[START TASK DATA]
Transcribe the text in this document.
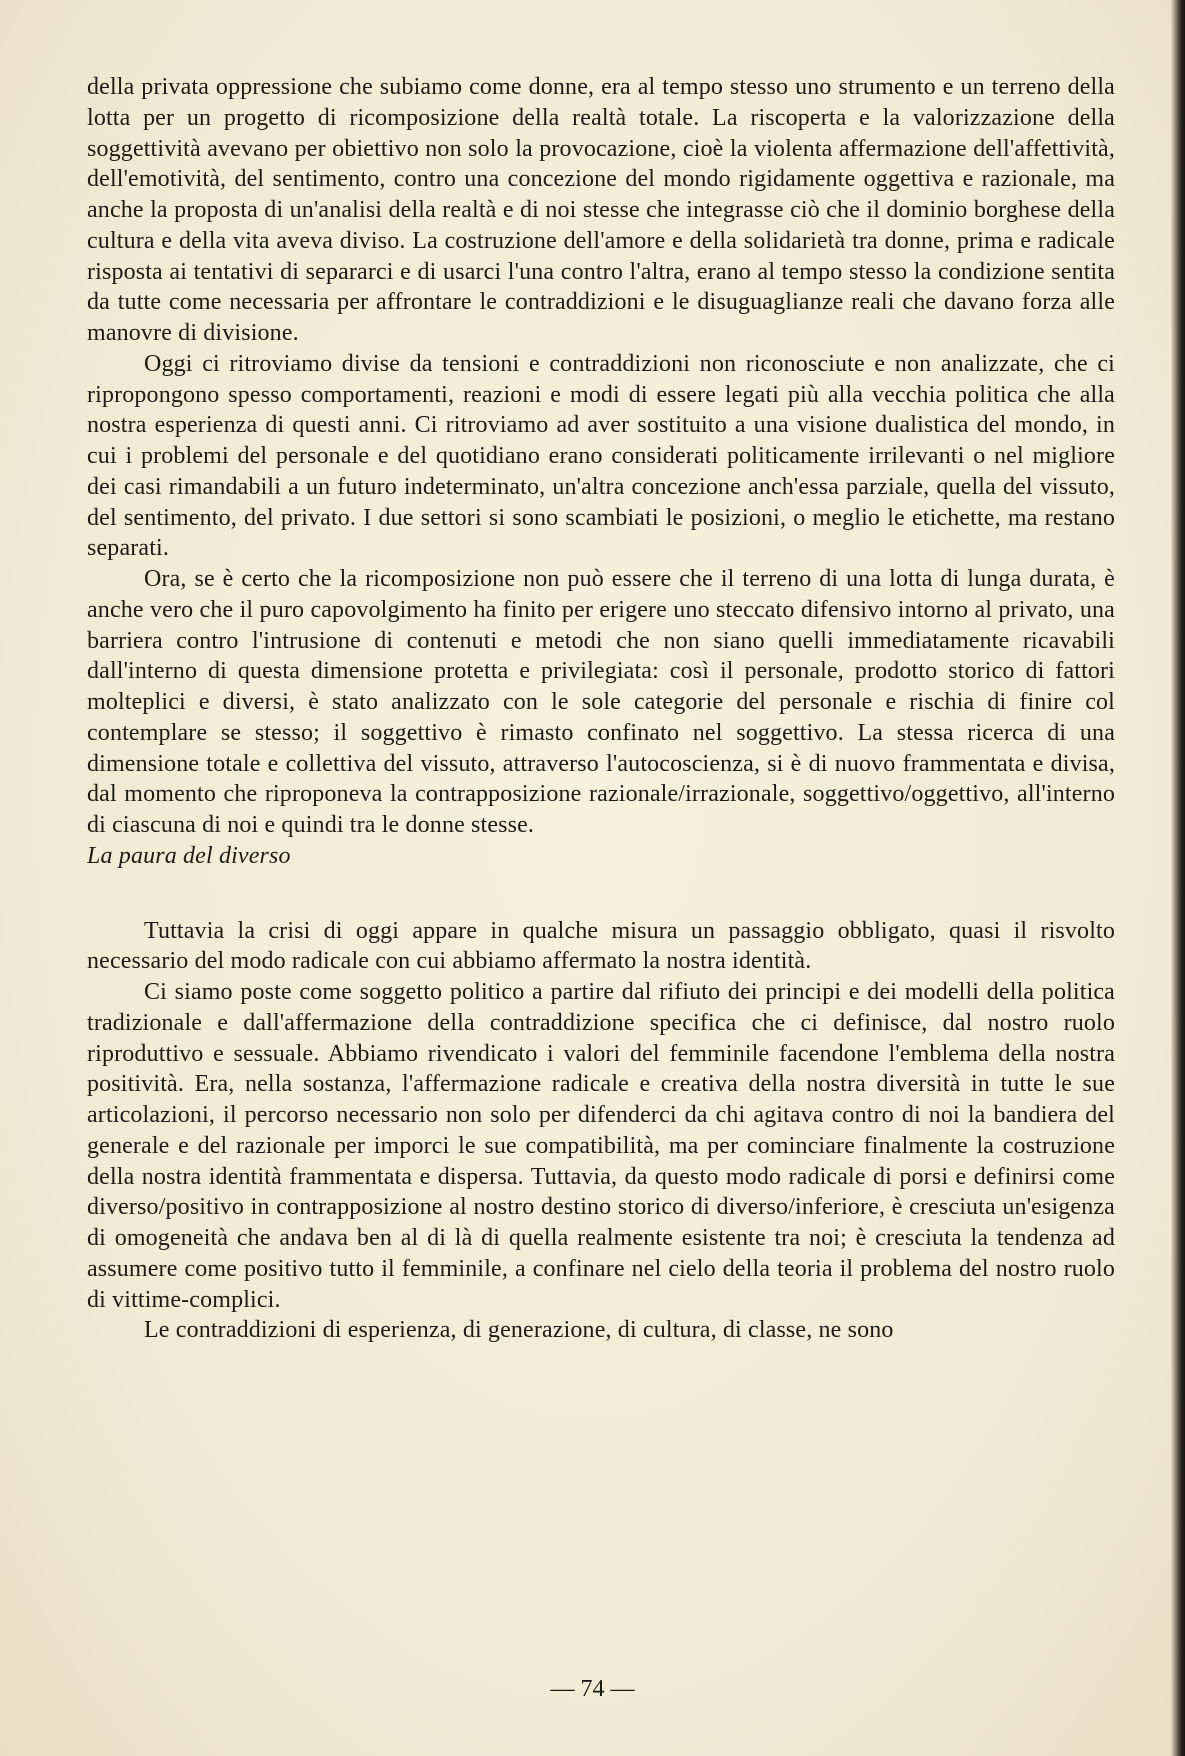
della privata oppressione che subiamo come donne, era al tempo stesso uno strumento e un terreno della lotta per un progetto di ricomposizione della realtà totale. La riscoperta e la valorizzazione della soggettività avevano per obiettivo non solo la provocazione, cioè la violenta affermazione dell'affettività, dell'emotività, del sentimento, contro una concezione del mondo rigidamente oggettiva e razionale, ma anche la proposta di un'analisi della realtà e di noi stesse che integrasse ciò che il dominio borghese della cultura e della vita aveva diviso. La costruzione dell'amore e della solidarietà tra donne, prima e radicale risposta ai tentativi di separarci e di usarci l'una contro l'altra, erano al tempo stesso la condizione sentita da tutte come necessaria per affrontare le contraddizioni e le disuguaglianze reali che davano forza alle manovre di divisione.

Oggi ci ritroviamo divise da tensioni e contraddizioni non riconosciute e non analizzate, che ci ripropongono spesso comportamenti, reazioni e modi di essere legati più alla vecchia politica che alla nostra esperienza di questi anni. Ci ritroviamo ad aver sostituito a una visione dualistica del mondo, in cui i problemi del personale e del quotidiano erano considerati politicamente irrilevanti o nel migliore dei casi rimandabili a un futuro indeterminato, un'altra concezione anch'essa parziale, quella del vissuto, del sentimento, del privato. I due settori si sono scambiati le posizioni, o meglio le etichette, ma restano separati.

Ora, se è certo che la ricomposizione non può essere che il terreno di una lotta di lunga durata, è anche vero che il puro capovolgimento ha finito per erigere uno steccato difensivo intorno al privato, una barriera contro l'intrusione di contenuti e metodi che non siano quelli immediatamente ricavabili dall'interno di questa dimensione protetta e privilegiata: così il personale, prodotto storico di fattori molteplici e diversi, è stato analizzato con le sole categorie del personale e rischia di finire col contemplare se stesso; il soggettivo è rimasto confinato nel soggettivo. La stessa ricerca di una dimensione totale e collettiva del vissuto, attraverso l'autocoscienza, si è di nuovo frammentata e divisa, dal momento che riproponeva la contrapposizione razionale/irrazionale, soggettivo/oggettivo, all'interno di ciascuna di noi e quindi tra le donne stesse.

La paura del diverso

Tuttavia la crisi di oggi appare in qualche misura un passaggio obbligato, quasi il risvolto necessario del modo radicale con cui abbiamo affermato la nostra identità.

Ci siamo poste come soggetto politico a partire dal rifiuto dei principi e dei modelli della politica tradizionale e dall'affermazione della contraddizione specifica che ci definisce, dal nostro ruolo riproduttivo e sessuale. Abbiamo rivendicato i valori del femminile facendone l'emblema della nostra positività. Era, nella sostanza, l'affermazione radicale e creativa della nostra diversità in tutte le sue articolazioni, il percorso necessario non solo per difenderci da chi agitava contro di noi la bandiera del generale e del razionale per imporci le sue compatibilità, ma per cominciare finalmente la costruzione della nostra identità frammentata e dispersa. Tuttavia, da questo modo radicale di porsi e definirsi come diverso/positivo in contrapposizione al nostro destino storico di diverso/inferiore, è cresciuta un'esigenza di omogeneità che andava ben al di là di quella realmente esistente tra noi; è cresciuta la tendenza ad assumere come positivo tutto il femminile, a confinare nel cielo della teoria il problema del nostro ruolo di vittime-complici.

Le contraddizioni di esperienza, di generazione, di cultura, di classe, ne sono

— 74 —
[END TASK DATA]
◆ **INSTRUCTIONS TO FOLLOW**:
Give back every line exactly as it stands, pictures excluded.

◆ **COMPLETED EXERCISE**:
Transcribe the text in this document.
della privata oppressione che subiamo come donne, era al tempo stesso uno strumento e un terreno della lotta per un progetto di ricomposizione della realtà totale. La riscoperta e la valorizzazione della soggettività avevano per obiettivo non solo la provocazione, cioè la violenta affermazione dell'affettività, dell'emotività, del sentimento, contro una concezione del mondo rigidamente oggettiva e razionale, ma anche la proposta di un'analisi della realtà e di noi stesse che integrasse ciò che il dominio borghese della cultura e della vita aveva diviso. La costruzione dell'amore e della solidarietà tra donne, prima e radicale risposta ai tentativi di separarci e di usarci l'una contro l'altra, erano al tempo stesso la condizione sentita da tutte come necessaria per affrontare le contraddizioni e le disuguaglianze reali che davano forza alle manovre di divisione.

Oggi ci ritroviamo divise da tensioni e contraddizioni non riconosciute e non analizzate, che ci ripropongono spesso comportamenti, reazioni e modi di essere legati più alla vecchia politica che alla nostra esperienza di questi anni. Ci ritroviamo ad aver sostituito a una visione dualistica del mondo, in cui i problemi del personale e del quotidiano erano considerati politicamente irrilevanti o nel migliore dei casi rimandabili a un futuro indeterminato, un'altra concezione anch'essa parziale, quella del vissuto, del sentimento, del privato. I due settori si sono scambiati le posizioni, o meglio le etichette, ma restano separati.

Ora, se è certo che la ricomposizione non può essere che il terreno di una lotta di lunga durata, è anche vero che il puro capovolgimento ha finito per erigere uno steccato difensivo intorno al privato, una barriera contro l'intrusione di contenuti e metodi che non siano quelli immediatamente ricavabili dall'interno di questa dimensione protetta e privilegiata: così il personale, prodotto storico di fattori molteplici e diversi, è stato analizzato con le sole categorie del personale e rischia di finire col contemplare se stesso; il soggettivo è rimasto confinato nel soggettivo. La stessa ricerca di una dimensione totale e collettiva del vissuto, attraverso l'autocoscienza, si è di nuovo frammentata e divisa, dal momento che riproponeva la contrapposizione razionale/irrazionale, soggettivo/oggettivo, all'interno di ciascuna di noi e quindi tra le donne stesse.

La paura del diverso

Tuttavia la crisi di oggi appare in qualche misura un passaggio obbligato, quasi il risvolto necessario del modo radicale con cui abbiamo affermato la nostra identità.

Ci siamo poste come soggetto politico a partire dal rifiuto dei principi e dei modelli della politica tradizionale e dall'affermazione della contraddizione specifica che ci definisce, dal nostro ruolo riproduttivo e sessuale. Abbiamo rivendicato i valori del femminile facendone l'emblema della nostra positività. Era, nella sostanza, l'affermazione radicale e creativa della nostra diversità in tutte le sue articolazioni, il percorso necessario non solo per difenderci da chi agitava contro di noi la bandiera del generale e del razionale per imporci le sue compatibilità, ma per cominciare finalmente la costruzione della nostra identità frammentata e dispersa. Tuttavia, da questo modo radicale di porsi e definirsi come diverso/positivo in contrapposizione al nostro destino storico di diverso/inferiore, è cresciuta un'esigenza di omogeneità che andava ben al di là di quella realmente esistente tra noi; è cresciuta la tendenza ad assumere come positivo tutto il femminile, a confinare nel cielo della teoria il problema del nostro ruolo di vittime-complici.

Le contraddizioni di esperienza, di generazione, di cultura, di classe, ne sono

— 74 —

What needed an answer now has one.